··· Records shown ···
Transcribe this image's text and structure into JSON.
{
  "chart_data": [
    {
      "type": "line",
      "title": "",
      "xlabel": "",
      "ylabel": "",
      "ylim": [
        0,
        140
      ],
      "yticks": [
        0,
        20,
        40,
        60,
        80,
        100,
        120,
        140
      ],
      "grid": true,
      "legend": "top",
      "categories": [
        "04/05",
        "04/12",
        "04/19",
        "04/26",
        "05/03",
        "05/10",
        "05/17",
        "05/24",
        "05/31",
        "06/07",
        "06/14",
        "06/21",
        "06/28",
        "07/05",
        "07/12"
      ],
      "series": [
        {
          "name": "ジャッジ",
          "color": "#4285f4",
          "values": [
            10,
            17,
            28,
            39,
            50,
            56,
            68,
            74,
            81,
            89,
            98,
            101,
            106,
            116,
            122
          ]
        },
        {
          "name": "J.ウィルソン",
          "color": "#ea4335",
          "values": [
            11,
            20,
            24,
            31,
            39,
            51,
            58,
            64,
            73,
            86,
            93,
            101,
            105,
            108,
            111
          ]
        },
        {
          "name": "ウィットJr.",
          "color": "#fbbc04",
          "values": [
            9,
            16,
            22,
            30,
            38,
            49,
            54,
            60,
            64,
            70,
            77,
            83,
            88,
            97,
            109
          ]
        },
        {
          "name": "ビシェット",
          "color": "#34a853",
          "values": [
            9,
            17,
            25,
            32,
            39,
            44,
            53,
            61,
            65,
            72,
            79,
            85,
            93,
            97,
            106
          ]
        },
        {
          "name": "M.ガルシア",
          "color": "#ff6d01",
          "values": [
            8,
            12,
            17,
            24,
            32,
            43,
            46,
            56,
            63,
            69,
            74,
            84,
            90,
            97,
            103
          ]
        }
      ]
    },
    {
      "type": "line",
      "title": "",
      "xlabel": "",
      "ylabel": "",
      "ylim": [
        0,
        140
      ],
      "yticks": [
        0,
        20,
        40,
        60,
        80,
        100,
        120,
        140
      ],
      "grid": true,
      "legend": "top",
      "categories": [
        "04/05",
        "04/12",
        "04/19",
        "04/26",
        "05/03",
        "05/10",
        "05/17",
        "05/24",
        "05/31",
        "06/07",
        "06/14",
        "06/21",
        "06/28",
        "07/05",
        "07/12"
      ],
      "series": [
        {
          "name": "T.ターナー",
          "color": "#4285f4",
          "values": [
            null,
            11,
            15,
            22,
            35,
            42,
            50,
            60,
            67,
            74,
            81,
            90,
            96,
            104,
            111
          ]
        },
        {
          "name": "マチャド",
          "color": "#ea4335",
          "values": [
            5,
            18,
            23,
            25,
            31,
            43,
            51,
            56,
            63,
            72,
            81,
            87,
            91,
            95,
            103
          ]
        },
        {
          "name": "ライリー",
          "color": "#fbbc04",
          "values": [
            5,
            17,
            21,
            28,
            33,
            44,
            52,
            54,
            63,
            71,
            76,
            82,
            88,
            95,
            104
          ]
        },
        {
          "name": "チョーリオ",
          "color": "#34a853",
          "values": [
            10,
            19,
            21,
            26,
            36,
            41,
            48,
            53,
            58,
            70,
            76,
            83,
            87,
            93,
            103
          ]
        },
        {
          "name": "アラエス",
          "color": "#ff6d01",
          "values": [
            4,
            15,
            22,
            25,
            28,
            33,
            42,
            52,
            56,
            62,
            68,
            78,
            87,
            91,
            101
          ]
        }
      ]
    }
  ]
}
···
• **Problem description**:
Retype the material in full. Each word must match.

• **Full answer**:
Transcribe this image's text and structure into JSON.
{
  "chart_data": [
    {
      "type": "line",
      "title": "",
      "xlabel": "",
      "ylabel": "",
      "ylim": [
        0,
        140
      ],
      "yticks": [
        0,
        20,
        40,
        60,
        80,
        100,
        120,
        140
      ],
      "grid": true,
      "legend": "top",
      "categories": [
        "04/05",
        "04/12",
        "04/19",
        "04/26",
        "05/03",
        "05/10",
        "05/17",
        "05/24",
        "05/31",
        "06/07",
        "06/14",
        "06/21",
        "06/28",
        "07/05",
        "07/12"
      ],
      "series": [
        {
          "name": "ジャッジ",
          "color": "#4285f4",
          "values": [
            10,
            17,
            28,
            39,
            50,
            56,
            68,
            74,
            81,
            89,
            98,
            101,
            106,
            116,
            122
          ]
        },
        {
          "name": "J.ウィルソン",
          "color": "#ea4335",
          "values": [
            11,
            20,
            24,
            31,
            39,
            51,
            58,
            64,
            73,
            86,
            93,
            101,
            105,
            108,
            111
          ]
        },
        {
          "name": "ウィットJr.",
          "color": "#fbbc04",
          "values": [
            9,
            16,
            22,
            30,
            38,
            49,
            54,
            60,
            64,
            70,
            77,
            83,
            88,
            97,
            109
          ]
        },
        {
          "name": "ビシェット",
          "color": "#34a853",
          "values": [
            9,
            17,
            25,
            32,
            39,
            44,
            53,
            61,
            65,
            72,
            79,
            85,
            93,
            97,
            106
          ]
        },
        {
          "name": "M.ガルシア",
          "color": "#ff6d01",
          "values": [
            8,
            12,
            17,
            24,
            32,
            43,
            46,
            56,
            63,
            69,
            74,
            84,
            90,
            97,
            103
          ]
        }
      ]
    },
    {
      "type": "line",
      "title": "",
      "xlabel": "",
      "ylabel": "",
      "ylim": [
        0,
        140
      ],
      "yticks": [
        0,
        20,
        40,
        60,
        80,
        100,
        120,
        140
      ],
      "grid": true,
      "legend": "top",
      "categories": [
        "04/05",
        "04/12",
        "04/19",
        "04/26",
        "05/03",
        "05/10",
        "05/17",
        "05/24",
        "05/31",
        "06/07",
        "06/14",
        "06/21",
        "06/28",
        "07/05",
        "07/12"
      ],
      "series": [
        {
          "name": "T.ターナー",
          "color": "#4285f4",
          "values": [
            null,
            11,
            15,
            22,
            35,
            42,
            50,
            60,
            67,
            74,
            81,
            90,
            96,
            104,
            111
          ]
        },
        {
          "name": "マチャド",
          "color": "#ea4335",
          "values": [
            5,
            18,
            23,
            25,
            31,
            43,
            51,
            56,
            63,
            72,
            81,
            87,
            91,
            95,
            103
          ]
        },
        {
          "name": "ライリー",
          "color": "#fbbc04",
          "values": [
            5,
            17,
            21,
            28,
            33,
            44,
            52,
            54,
            63,
            71,
            76,
            82,
            88,
            95,
            104
          ]
        },
        {
          "name": "チョーリオ",
          "color": "#34a853",
          "values": [
            10,
            19,
            21,
            26,
            36,
            41,
            48,
            53,
            58,
            70,
            76,
            83,
            87,
            93,
            103
          ]
        },
        {
          "name": "アラエス",
          "color": "#ff6d01",
          "values": [
            4,
            15,
            22,
            25,
            28,
            33,
            42,
            52,
            56,
            62,
            68,
            78,
            87,
            91,
            101
          ]
        }
      ]
    }
  ]
}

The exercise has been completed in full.